Dataset records:
§
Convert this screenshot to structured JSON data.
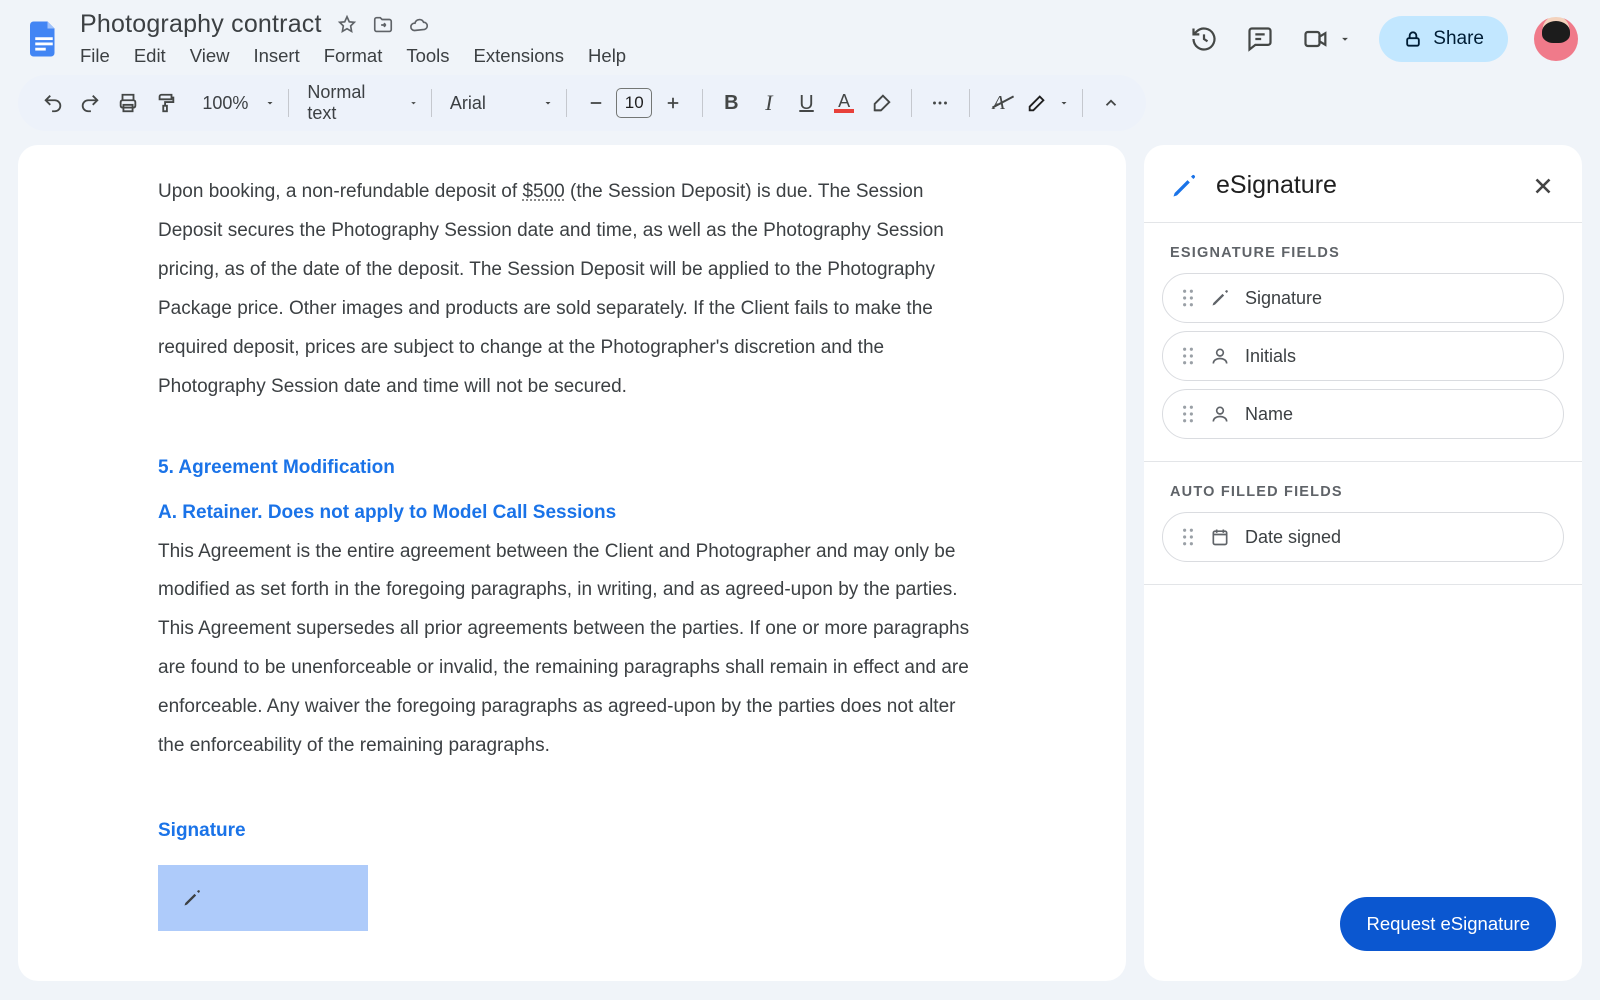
{
  "header": {
    "doc_title": "Photography contract",
    "menus": [
      "File",
      "Edit",
      "View",
      "Insert",
      "Format",
      "Tools",
      "Extensions",
      "Help"
    ],
    "share_label": "Share"
  },
  "toolbar": {
    "zoom": "100%",
    "styles": "Normal text",
    "font": "Arial",
    "font_size": "10"
  },
  "document": {
    "para1_a": "Upon booking, a non-refundable deposit of ",
    "amount": "$500",
    "para1_b": " (the Session Deposit) is due. The Session Deposit secures the Photography Session date and time, as well as the Photography Session pricing, as of the date of the deposit. The Session Deposit will be applied to the Photography Package price. Other images and products are sold separately. If the Client fails to make the required deposit, prices are subject to change at the Photographer's discretion and the Photography Session date and time will not be secured.",
    "section5_heading": "5. Agreement Modification",
    "section5_sub": "A. Retainer.  Does not apply to Model Call Sessions",
    "para2": "This Agreement is the entire agreement between the Client and Photographer and may only be modified as set forth in the foregoing paragraphs, in writing, and as agreed-upon by the parties.  This Agreement supersedes all prior agreements between the parties. If one or more paragraphs are found to be unenforceable or invalid, the remaining paragraphs shall remain in effect and are enforceable. Any waiver the foregoing paragraphs as agreed-upon by the parties does not alter the enforceability of the remaining paragraphs.",
    "sig_label": "Signature"
  },
  "sidebar": {
    "title": "eSignature",
    "section_esig_label": "ESIGNATURE FIELDS",
    "section_auto_label": "AUTO FILLED FIELDS",
    "fields_esig": [
      "Signature",
      "Initials",
      "Name"
    ],
    "fields_auto": [
      "Date signed"
    ],
    "request_label": "Request eSignature"
  }
}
§
Reproduce the entries exactly. Do not carry over any picture.

Response to this exercise -
Convert this screenshot to structured JSON data.
{
  "header": {
    "doc_title": "Photography contract",
    "menus": [
      "File",
      "Edit",
      "View",
      "Insert",
      "Format",
      "Tools",
      "Extensions",
      "Help"
    ],
    "share_label": "Share"
  },
  "toolbar": {
    "zoom": "100%",
    "styles": "Normal text",
    "font": "Arial",
    "font_size": "10"
  },
  "document": {
    "para1_a": "Upon booking, a non-refundable deposit of ",
    "amount": "$500",
    "para1_b": " (the Session Deposit) is due. The Session Deposit secures the Photography Session date and time, as well as the Photography Session pricing, as of the date of the deposit. The Session Deposit will be applied to the Photography Package price. Other images and products are sold separately. If the Client fails to make the required deposit, prices are subject to change at the Photographer's discretion and the Photography Session date and time will not be secured.",
    "section5_heading": "5. Agreement Modification",
    "section5_sub": "A. Retainer.  Does not apply to Model Call Sessions",
    "para2": "This Agreement is the entire agreement between the Client and Photographer and may only be modified as set forth in the foregoing paragraphs, in writing, and as agreed-upon by the parties.  This Agreement supersedes all prior agreements between the parties. If one or more paragraphs are found to be unenforceable or invalid, the remaining paragraphs shall remain in effect and are enforceable. Any waiver the foregoing paragraphs as agreed-upon by the parties does not alter the enforceability of the remaining paragraphs.",
    "sig_label": "Signature"
  },
  "sidebar": {
    "title": "eSignature",
    "section_esig_label": "ESIGNATURE FIELDS",
    "section_auto_label": "AUTO FILLED FIELDS",
    "fields_esig": [
      "Signature",
      "Initials",
      "Name"
    ],
    "fields_auto": [
      "Date signed"
    ],
    "request_label": "Request eSignature"
  }
}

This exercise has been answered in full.